» **Text excerpt**:
☆ ☆ ☆
As Madison contemplated religion, he pondered things that he believed corrupted it, and he settled on state-supported churches as the chief culprit. Virginia enforced conformity to the Church of England with uncommon rigor compared to other colonies. Observing the persecution of Baptists in Virginia, Madison could hardly help contrasting their treatment with the religious pluralism and tolerance he had experienced up north. He personally found Baptist practices distasteful, but he detested their official persecution, and he “squabbled and scolded abused and ridiculed” what he called the “diabolical Hell conceived principle of persecution” that he witnessed. Madison combined his own religiosity with Hume’s criticism of religious organization to envision a world in which religion flourished uncorrupted, due not to state support, but to liberty of conscience.

Likely surprised that he was still alive by the mid-1770s, Madison engaged in revolutionary politics and began to ponder the balance between government power and civil liberty. Like many colonists outside of New England, Madison felt threatened by the 1774 Coercive Acts, Britain’s punishment of Massachusetts following the Boston Tea Party. Madison viewed the heavy-handed acts as “Threats of Slavery and Oppression” to all the colonies.
☆ ☆ ☆
» **Data excerpts**:
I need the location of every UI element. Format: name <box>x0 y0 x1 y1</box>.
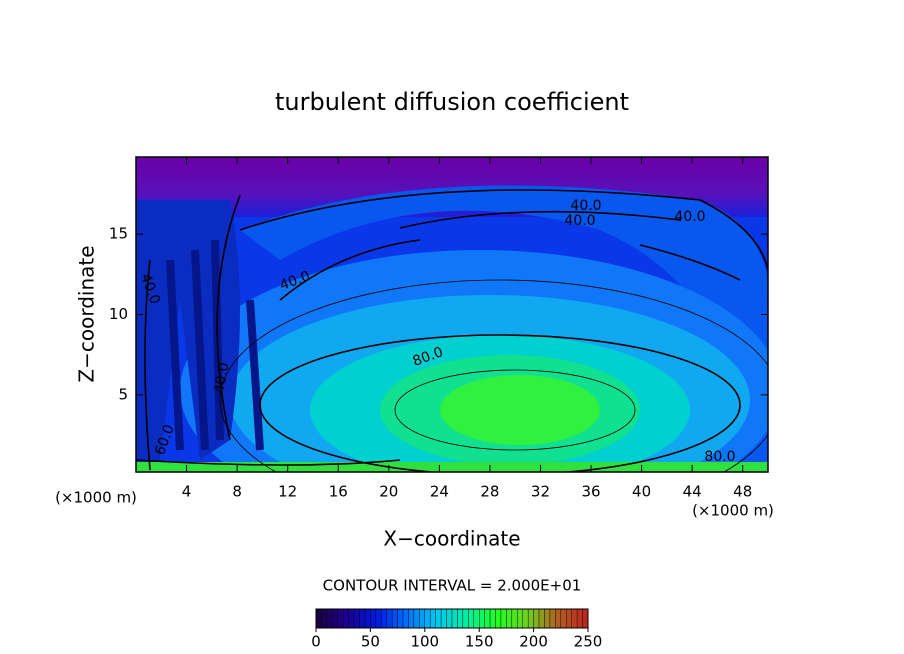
x-tick-label: 20 <box>379 483 398 501</box>
colorbar-cell <box>538 608 545 629</box>
y-tick-label: 10 <box>109 305 128 323</box>
colorbar-tick-label: 0 <box>311 633 321 651</box>
contour-label: 40.0 <box>564 213 595 229</box>
colorbar-cell <box>408 608 415 629</box>
colorbar-cell <box>381 608 387 629</box>
y-tick-label: 5 <box>118 385 128 403</box>
colorbar-cell <box>468 608 474 629</box>
colorbar-cell <box>402 608 409 629</box>
colorbar-cell <box>511 608 518 629</box>
x-tick-label: 12 <box>278 483 297 501</box>
colorbar-tick-label: 250 <box>574 633 603 651</box>
colorbar-cell <box>348 608 355 629</box>
colorbar-cell <box>533 608 540 629</box>
x-unit-label: (×1000 m) <box>55 489 137 507</box>
colorbar-cell <box>517 608 523 629</box>
colorbar-cell <box>353 608 360 629</box>
x-tick-label: 16 <box>329 483 348 501</box>
x-tick-label: 24 <box>430 483 449 501</box>
chart-title: turbulent diffusion coefficient <box>275 88 629 116</box>
colorbar-cell <box>522 608 529 629</box>
colorbar-tick-label: 50 <box>361 633 380 651</box>
y-axis-label: Z−coordinate <box>75 245 99 382</box>
colorbar-cell <box>500 608 507 629</box>
colorbar-tick-label: 100 <box>410 633 439 651</box>
colorbar-cell <box>386 608 393 629</box>
x-tick-label: 40 <box>632 483 651 501</box>
x-tick-label: 48 <box>733 483 752 501</box>
colorbar-cell <box>391 608 398 629</box>
colorbar-cell <box>576 608 583 629</box>
colorbar-cell <box>430 608 436 629</box>
colorbar-cell <box>359 608 366 629</box>
colorbar-cell <box>326 608 333 629</box>
colorbar-cell <box>332 608 338 629</box>
x-tick-label: 8 <box>232 483 242 501</box>
colorbar-cell <box>544 608 551 629</box>
colorbar-cell <box>370 608 377 629</box>
contour-field <box>136 157 768 472</box>
colorbar-cell <box>560 608 567 629</box>
colorbar-cell <box>451 608 458 629</box>
colorbar-cell <box>343 608 349 629</box>
contour-label: 40.0 <box>570 198 601 214</box>
colorbar-cell <box>446 608 453 629</box>
colorbar-cell <box>321 608 328 629</box>
colorbar-tick-label: 200 <box>519 633 548 651</box>
colorbar-cell <box>375 608 382 629</box>
colorbar-cell <box>495 608 502 629</box>
colorbar-cell <box>337 608 344 629</box>
colorbar-cell <box>435 608 442 629</box>
contour-label: 80.0 <box>704 449 735 465</box>
contour-label: 40.0 <box>211 361 232 394</box>
colorbar-cell <box>440 608 447 629</box>
colorbar-cell <box>527 608 534 629</box>
colorbar-cell <box>555 608 561 629</box>
colorbar-frame <box>315 608 589 629</box>
colorbar-cell <box>413 608 420 629</box>
colorbar-cell <box>571 608 578 629</box>
colorbar-cell <box>479 608 485 629</box>
colorbar-cell <box>315 608 322 629</box>
colorbar-cell <box>506 608 513 629</box>
y-tick-label: 15 <box>109 225 128 243</box>
x-tick-label: 36 <box>581 483 600 501</box>
colorbar-cell <box>364 608 371 629</box>
x-tick-label: 44 <box>683 483 702 501</box>
colorbar-cell <box>566 608 572 629</box>
colorbar-tick-label: 150 <box>465 633 494 651</box>
colorbar-cell <box>549 608 556 629</box>
x-tick-label: 28 <box>480 483 499 501</box>
colorbar-cell <box>484 608 491 629</box>
colorbar-cell <box>419 608 425 629</box>
colorbar-cell <box>473 608 480 629</box>
x-axis-label: X−coordinate <box>383 527 520 551</box>
contour-label: 40.0 <box>674 209 705 225</box>
colorbar-cell <box>424 608 431 629</box>
colorbar-cell <box>457 608 464 629</box>
contour-interval: CONTOUR INTERVAL = 2.000E+01 <box>323 577 582 595</box>
x-tick-label: 4 <box>182 483 192 501</box>
colorbar-cell <box>462 608 469 629</box>
x-unit-label: (×1000 m) <box>692 502 774 520</box>
colorbar-cell <box>397 608 404 629</box>
colorbar-cell <box>582 608 589 629</box>
colorbar-cell <box>489 608 496 629</box>
x-tick-label: 32 <box>531 483 550 501</box>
☆ ☆ ☆
» **What is needed**: Reproduce word for word the part of the passage on Madison starting with "As Madison contemplated" and going on through "liberty of conscience.". The items that accompany this passage on Madison are not needed.

» **Completed task**:
As Madison contemplated religion, he pondered things that he believed corrupted it, and he settled on state-supported churches as the chief culprit. Virginia enforced conformity to the Church of England with uncommon rigor compared to other colonies. Observing the persecution of Baptists in Virginia, Madison could hardly help contrasting their treatment with the religious pluralism and tolerance he had experienced up north. He personally found Baptist practices distasteful, but he detested their official persecution, and he “squabbled and scolded abused and ridiculed” what he called the “diabolical Hell conceived principle of persecution” that he witnessed. Madison combined his own religiosity with Hume’s criticism of religious organization to envision a world in which religion flourished uncorrupted, due not to state support, but to liberty of conscience.